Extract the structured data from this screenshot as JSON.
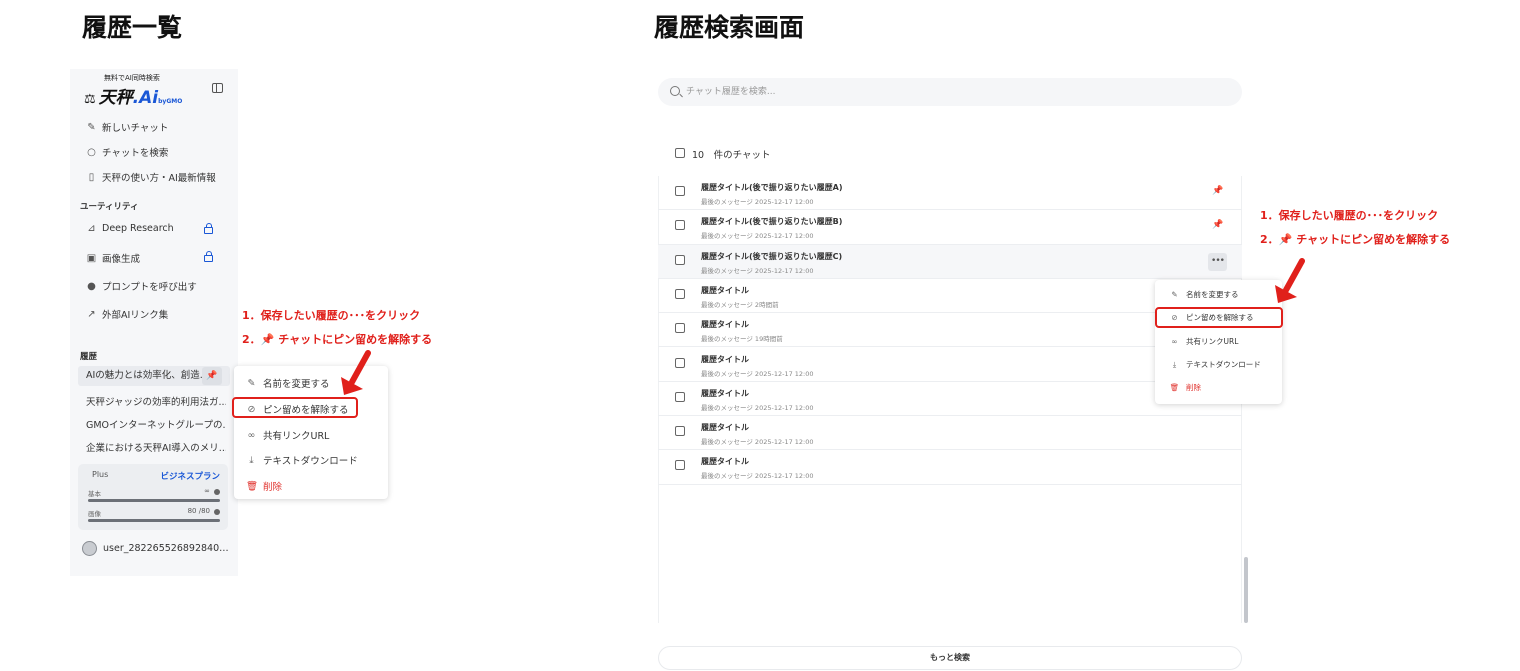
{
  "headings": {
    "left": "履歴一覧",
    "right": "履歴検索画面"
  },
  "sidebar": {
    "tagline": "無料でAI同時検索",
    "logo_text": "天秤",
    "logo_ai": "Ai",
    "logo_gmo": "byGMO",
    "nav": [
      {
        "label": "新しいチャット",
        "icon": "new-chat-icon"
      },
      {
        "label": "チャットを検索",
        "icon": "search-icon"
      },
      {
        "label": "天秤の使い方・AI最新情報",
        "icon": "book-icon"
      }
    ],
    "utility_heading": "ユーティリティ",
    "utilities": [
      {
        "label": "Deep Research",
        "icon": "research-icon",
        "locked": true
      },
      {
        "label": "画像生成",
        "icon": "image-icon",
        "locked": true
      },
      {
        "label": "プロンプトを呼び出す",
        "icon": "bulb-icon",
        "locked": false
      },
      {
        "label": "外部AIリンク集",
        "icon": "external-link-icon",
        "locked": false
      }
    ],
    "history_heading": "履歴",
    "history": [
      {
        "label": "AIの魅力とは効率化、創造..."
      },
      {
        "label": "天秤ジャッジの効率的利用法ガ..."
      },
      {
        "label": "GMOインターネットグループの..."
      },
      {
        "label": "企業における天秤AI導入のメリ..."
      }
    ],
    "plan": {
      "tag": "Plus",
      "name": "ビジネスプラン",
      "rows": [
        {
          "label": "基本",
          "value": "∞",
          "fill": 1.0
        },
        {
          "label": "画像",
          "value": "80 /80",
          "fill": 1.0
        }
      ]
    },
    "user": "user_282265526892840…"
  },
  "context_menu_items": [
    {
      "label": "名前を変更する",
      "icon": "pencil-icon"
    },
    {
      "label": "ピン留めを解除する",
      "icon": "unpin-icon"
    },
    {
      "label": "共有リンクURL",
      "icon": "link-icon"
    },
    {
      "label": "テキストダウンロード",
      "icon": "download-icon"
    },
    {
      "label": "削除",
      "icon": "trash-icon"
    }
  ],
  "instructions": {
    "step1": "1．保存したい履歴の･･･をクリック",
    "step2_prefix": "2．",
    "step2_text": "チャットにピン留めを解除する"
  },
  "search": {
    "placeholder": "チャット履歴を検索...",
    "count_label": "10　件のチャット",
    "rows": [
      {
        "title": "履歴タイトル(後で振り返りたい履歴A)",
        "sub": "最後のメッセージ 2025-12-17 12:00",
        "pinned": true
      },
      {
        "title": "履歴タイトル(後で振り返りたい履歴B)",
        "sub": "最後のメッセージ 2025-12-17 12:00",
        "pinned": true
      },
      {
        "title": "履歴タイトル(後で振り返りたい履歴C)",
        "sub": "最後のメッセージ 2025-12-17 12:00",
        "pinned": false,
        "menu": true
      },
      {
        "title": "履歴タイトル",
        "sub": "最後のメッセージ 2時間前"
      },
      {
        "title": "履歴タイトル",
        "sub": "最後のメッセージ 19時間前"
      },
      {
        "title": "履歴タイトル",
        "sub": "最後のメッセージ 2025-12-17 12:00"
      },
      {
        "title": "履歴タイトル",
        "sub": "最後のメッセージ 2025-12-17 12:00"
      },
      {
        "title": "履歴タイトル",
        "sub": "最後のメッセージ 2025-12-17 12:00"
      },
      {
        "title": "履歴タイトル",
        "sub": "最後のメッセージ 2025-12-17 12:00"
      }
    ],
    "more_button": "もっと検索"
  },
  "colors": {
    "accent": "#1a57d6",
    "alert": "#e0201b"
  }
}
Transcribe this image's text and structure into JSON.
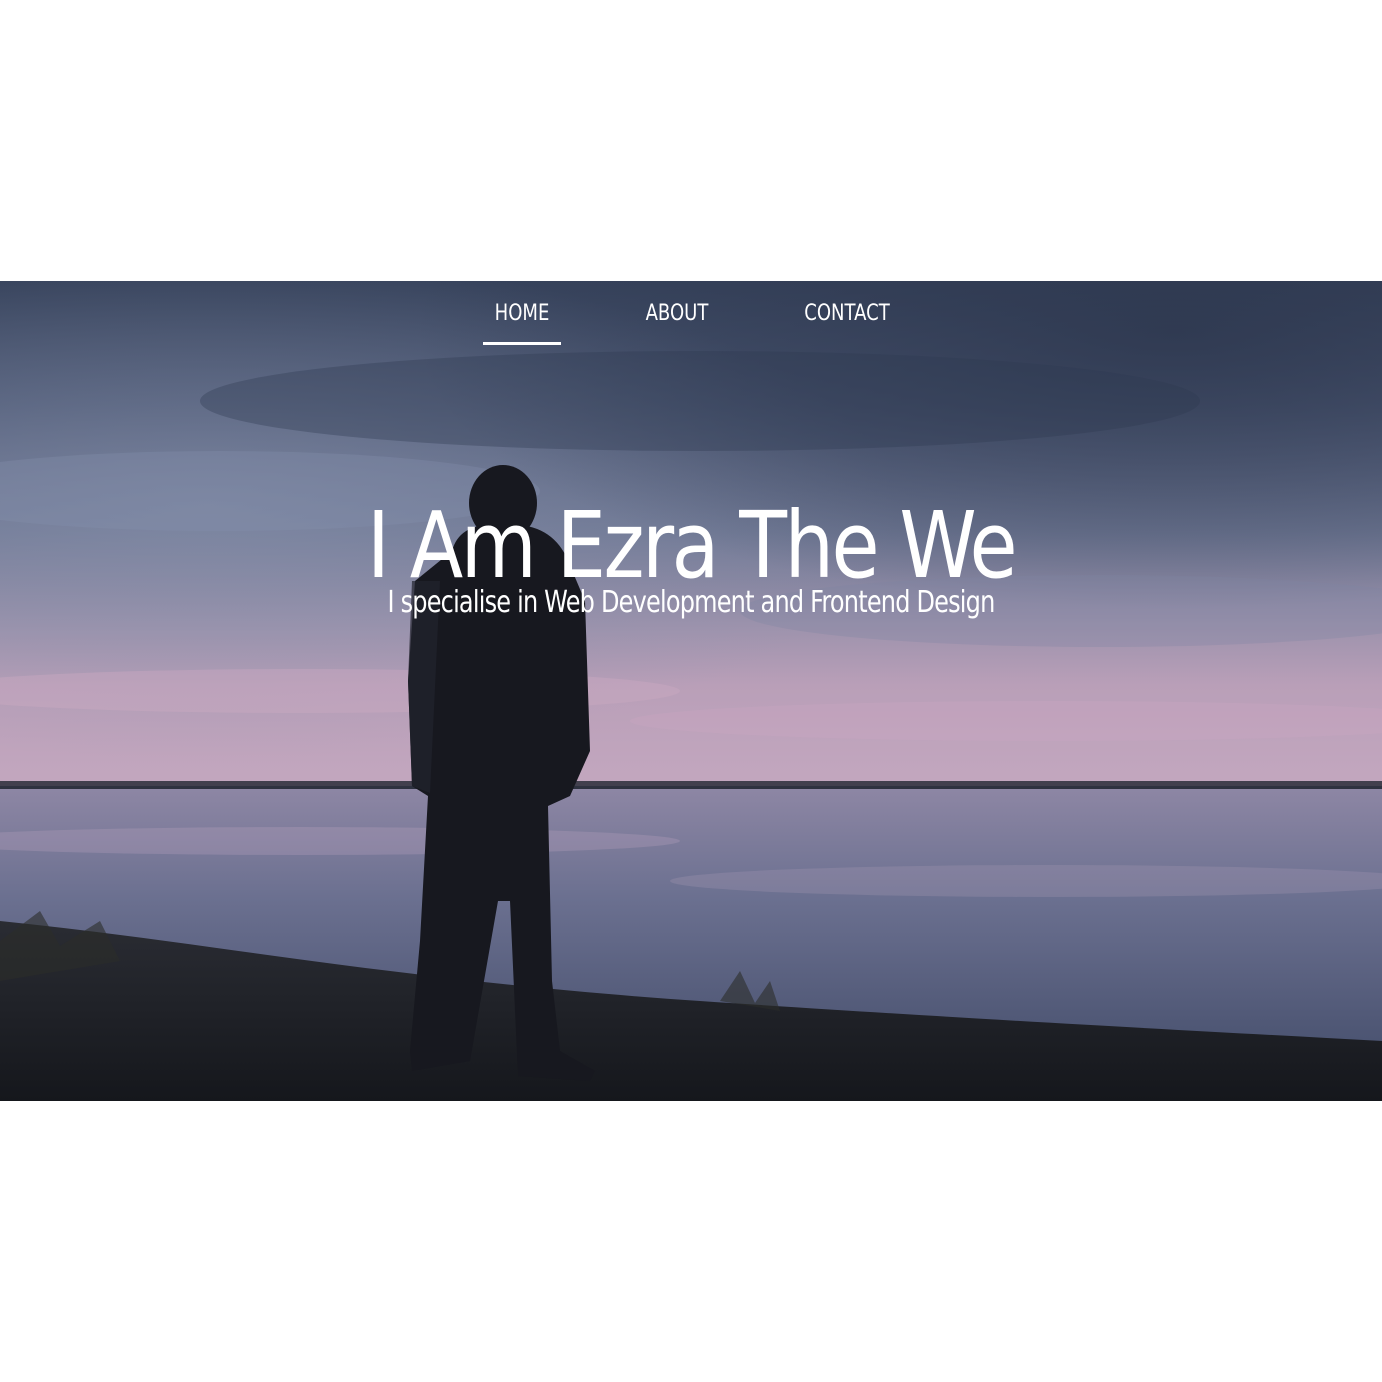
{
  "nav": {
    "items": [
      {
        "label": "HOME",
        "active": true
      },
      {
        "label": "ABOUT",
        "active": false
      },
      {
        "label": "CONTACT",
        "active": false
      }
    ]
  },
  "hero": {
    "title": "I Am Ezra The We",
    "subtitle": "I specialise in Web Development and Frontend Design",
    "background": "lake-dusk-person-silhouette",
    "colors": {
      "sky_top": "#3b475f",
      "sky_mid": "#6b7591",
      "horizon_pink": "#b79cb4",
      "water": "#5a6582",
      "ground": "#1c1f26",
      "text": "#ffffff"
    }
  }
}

GOAL
The records are above. How many lines in them contain the word "link"? Give the number alone.

OUTPUT BELOW
2